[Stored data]
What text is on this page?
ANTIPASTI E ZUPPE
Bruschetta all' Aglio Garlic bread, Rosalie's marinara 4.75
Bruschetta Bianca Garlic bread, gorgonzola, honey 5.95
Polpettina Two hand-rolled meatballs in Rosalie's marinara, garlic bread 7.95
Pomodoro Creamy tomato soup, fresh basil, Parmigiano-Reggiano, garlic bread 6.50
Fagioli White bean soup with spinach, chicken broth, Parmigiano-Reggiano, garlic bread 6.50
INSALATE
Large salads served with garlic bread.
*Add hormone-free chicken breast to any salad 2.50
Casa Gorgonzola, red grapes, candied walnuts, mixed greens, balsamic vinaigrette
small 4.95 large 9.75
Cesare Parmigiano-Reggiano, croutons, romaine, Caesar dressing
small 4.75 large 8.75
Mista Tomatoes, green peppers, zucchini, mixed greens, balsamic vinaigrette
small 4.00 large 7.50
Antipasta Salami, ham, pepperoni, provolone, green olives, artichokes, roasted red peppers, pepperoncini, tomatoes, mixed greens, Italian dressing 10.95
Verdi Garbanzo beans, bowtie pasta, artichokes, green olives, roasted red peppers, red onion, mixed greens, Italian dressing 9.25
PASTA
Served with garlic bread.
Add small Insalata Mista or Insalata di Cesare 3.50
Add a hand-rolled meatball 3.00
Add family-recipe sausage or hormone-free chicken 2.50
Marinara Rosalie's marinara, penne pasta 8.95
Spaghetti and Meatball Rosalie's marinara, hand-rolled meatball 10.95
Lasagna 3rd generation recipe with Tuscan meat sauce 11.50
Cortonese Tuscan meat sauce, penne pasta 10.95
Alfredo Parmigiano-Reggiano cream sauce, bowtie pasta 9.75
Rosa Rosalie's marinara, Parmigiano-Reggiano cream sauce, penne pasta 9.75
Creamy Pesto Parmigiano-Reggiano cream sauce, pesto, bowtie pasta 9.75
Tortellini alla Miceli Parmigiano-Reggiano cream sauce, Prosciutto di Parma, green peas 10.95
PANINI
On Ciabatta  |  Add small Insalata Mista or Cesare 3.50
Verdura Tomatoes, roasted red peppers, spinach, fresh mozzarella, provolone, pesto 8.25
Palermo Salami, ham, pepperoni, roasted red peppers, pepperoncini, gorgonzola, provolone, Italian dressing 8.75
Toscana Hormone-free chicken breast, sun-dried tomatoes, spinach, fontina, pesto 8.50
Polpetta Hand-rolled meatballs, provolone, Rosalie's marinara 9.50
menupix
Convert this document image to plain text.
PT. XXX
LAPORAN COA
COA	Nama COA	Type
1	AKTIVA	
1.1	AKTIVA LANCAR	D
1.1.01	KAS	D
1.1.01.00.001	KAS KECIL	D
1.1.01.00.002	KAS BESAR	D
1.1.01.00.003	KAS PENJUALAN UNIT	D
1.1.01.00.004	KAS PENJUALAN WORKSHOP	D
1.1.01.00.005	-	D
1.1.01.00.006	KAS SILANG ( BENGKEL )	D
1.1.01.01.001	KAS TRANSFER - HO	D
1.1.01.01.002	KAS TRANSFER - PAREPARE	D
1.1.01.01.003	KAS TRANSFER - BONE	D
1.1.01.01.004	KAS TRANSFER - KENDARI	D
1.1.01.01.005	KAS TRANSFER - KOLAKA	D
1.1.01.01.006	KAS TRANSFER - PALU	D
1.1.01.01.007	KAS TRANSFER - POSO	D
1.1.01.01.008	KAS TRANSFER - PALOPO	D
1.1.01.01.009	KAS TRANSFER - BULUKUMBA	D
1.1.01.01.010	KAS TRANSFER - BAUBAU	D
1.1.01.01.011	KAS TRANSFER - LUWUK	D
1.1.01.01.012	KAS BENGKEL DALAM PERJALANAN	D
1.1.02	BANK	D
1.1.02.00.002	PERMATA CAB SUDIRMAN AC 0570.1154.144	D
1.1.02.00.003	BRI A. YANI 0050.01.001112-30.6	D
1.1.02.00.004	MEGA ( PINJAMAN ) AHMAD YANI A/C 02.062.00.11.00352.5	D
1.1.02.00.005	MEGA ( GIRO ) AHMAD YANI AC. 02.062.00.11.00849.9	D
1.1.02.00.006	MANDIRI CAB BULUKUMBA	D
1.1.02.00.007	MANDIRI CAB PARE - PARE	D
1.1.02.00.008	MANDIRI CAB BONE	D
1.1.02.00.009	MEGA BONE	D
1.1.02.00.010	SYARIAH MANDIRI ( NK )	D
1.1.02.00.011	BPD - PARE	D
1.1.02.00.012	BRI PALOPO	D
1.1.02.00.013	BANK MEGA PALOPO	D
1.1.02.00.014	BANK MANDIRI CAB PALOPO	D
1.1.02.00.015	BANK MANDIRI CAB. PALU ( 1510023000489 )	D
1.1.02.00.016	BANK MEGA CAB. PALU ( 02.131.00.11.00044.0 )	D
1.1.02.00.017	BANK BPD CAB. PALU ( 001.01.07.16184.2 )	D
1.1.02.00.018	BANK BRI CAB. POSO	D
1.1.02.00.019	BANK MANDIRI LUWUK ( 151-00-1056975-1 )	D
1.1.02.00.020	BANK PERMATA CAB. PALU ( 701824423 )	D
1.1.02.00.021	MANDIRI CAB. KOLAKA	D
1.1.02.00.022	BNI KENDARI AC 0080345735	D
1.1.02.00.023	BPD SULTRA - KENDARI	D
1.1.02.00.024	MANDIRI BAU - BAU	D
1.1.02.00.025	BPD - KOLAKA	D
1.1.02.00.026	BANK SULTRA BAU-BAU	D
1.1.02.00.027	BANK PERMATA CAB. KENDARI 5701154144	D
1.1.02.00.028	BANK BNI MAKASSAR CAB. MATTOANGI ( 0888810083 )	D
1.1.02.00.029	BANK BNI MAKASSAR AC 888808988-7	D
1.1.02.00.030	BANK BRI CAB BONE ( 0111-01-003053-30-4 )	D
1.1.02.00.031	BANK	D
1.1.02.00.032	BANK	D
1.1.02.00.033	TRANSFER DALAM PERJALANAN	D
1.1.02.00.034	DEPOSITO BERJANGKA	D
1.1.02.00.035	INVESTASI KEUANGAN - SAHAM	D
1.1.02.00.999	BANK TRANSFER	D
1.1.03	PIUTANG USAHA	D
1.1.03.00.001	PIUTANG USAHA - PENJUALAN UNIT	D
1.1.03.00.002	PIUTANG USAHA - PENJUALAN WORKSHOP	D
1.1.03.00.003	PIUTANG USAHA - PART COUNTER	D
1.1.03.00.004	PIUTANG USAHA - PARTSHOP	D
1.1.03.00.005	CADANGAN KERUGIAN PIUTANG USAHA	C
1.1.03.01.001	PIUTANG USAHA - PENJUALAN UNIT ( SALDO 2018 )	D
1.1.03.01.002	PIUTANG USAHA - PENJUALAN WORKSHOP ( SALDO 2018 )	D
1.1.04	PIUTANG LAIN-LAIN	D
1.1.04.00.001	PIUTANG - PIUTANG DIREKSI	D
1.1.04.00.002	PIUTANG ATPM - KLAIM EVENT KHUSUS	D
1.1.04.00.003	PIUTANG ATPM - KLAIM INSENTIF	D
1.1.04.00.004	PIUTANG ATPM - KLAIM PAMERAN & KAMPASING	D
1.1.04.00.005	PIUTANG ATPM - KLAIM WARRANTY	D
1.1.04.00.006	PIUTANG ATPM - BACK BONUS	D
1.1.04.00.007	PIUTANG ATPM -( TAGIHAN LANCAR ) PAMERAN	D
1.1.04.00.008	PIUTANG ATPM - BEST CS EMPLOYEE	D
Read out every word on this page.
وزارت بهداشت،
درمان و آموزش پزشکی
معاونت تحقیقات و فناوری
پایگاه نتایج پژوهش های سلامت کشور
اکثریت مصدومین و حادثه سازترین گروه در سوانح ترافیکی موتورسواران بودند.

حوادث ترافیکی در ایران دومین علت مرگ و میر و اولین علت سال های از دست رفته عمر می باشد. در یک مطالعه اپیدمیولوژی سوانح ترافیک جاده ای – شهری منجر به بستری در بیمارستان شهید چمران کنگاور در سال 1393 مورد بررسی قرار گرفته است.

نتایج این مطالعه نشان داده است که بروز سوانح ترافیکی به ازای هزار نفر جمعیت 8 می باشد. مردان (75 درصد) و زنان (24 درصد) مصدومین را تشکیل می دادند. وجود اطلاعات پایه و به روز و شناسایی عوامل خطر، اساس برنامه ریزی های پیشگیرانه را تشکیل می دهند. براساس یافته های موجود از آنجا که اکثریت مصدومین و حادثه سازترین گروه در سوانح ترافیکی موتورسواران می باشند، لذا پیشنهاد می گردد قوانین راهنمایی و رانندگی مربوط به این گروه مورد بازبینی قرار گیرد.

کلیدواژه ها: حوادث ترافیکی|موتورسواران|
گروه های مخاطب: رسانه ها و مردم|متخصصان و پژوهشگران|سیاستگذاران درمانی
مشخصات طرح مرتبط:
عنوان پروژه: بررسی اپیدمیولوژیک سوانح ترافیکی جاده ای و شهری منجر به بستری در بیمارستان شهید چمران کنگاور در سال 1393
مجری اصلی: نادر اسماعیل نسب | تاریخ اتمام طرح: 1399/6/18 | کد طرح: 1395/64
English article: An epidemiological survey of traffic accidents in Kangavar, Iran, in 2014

● Exercise: Output only the lines from the one holding "Read out every word on this page." through the last line above, exactly as they appear.

● Solution to this problem:
Read out every word on this page.
وزارت بهداشت،
درمان و آموزش پزشکی
معاونت تحقیقات و فناوری
پایگاه نتایج پژوهش های سلامت کشور
اکثریت مصدومین و حادثه سازترین گروه در سوانح ترافیکی موتورسواران بودند.

حوادث ترافیکی در ایران دومین علت مرگ و میر و اولین علت سال های از دست رفته عمر می باشد. در یک مطالعه اپیدمیولوژی سوانح ترافیک جاده ای – شهری منجر به بستری در بیمارستان شهید چمران کنگاور در سال 1393 مورد بررسی قرار گرفته است.

نتایج این مطالعه نشان داده است که بروز سوانح ترافیکی به ازای هزار نفر جمعیت 8 می باشد. مردان (75 درصد) و زنان (24 درصد) مصدومین را تشکیل می دادند. وجود اطلاعات پایه و به روز و شناسایی عوامل خطر، اساس برنامه ریزی های پیشگیرانه را تشکیل می دهند. براساس یافته های موجود از آنجا که اکثریت مصدومین و حادثه سازترین گروه در سوانح ترافیکی موتورسواران می باشند، لذا پیشنهاد می گردد قوانین راهنمایی و رانندگی مربوط به این گروه مورد بازبینی قرار گیرد.

کلیدواژه ها: حوادث ترافیکی|موتورسواران|
گروه های مخاطب: رسانه ها و مردم|متخصصان و پژوهشگران|سیاستگذاران درمانی
مشخصات طرح مرتبط:
عنوان پروژه: بررسی اپیدمیولوژیک سوانح ترافیکی جاده ای و شهری منجر به بستری در بیمارستان شهید چمران کنگاور در سال 1393
مجری اصلی: نادر اسماعیل نسب | تاریخ اتمام طرح: 1399/6/18 | کد طرح: 1395/64
English article: An epidemiological survey of traffic accidents in Kangavar, Iran, in 2014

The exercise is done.